(Stored data)
==========

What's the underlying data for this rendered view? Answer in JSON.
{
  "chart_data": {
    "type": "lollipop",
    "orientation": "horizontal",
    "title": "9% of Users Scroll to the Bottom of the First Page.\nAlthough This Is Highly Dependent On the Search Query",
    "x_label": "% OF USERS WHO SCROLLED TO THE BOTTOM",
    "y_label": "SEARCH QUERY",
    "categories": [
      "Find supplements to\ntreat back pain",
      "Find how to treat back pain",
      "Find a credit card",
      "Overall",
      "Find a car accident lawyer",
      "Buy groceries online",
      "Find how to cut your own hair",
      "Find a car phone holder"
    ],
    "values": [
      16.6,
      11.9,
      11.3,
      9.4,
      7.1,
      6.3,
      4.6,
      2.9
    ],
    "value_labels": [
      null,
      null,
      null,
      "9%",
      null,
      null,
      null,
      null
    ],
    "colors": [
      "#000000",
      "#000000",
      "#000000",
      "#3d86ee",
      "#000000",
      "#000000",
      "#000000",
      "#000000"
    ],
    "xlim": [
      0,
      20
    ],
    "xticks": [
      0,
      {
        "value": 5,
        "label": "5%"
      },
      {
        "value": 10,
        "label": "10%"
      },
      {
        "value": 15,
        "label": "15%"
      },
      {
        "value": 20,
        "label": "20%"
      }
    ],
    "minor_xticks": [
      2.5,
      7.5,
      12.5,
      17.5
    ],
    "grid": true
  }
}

==========

* **Aim**
Copy out all the entries shown above, character for character.

* **Worked solution**
What's the underlying data for this rendered view? Answer in JSON.
{
  "chart_data": {
    "type": "lollipop",
    "orientation": "horizontal",
    "title": "9% of Users Scroll to the Bottom of the First Page.\nAlthough This Is Highly Dependent On the Search Query",
    "x_label": "% OF USERS WHO SCROLLED TO THE BOTTOM",
    "y_label": "SEARCH QUERY",
    "categories": [
      "Find supplements to\ntreat back pain",
      "Find how to treat back pain",
      "Find a credit card",
      "Overall",
      "Find a car accident lawyer",
      "Buy groceries online",
      "Find how to cut your own hair",
      "Find a car phone holder"
    ],
    "values": [
      16.6,
      11.9,
      11.3,
      9.4,
      7.1,
      6.3,
      4.6,
      2.9
    ],
    "value_labels": [
      null,
      null,
      null,
      "9%",
      null,
      null,
      null,
      null
    ],
    "colors": [
      "#000000",
      "#000000",
      "#000000",
      "#3d86ee",
      "#000000",
      "#000000",
      "#000000",
      "#000000"
    ],
    "xlim": [
      0,
      20
    ],
    "xticks": [
      0,
      {
        "value": 5,
        "label": "5%"
      },
      {
        "value": 10,
        "label": "10%"
      },
      {
        "value": 15,
        "label": "15%"
      },
      {
        "value": 20,
        "label": "20%"
      }
    ],
    "minor_xticks": [
      2.5,
      7.5,
      12.5,
      17.5
    ],
    "grid": true
  }
}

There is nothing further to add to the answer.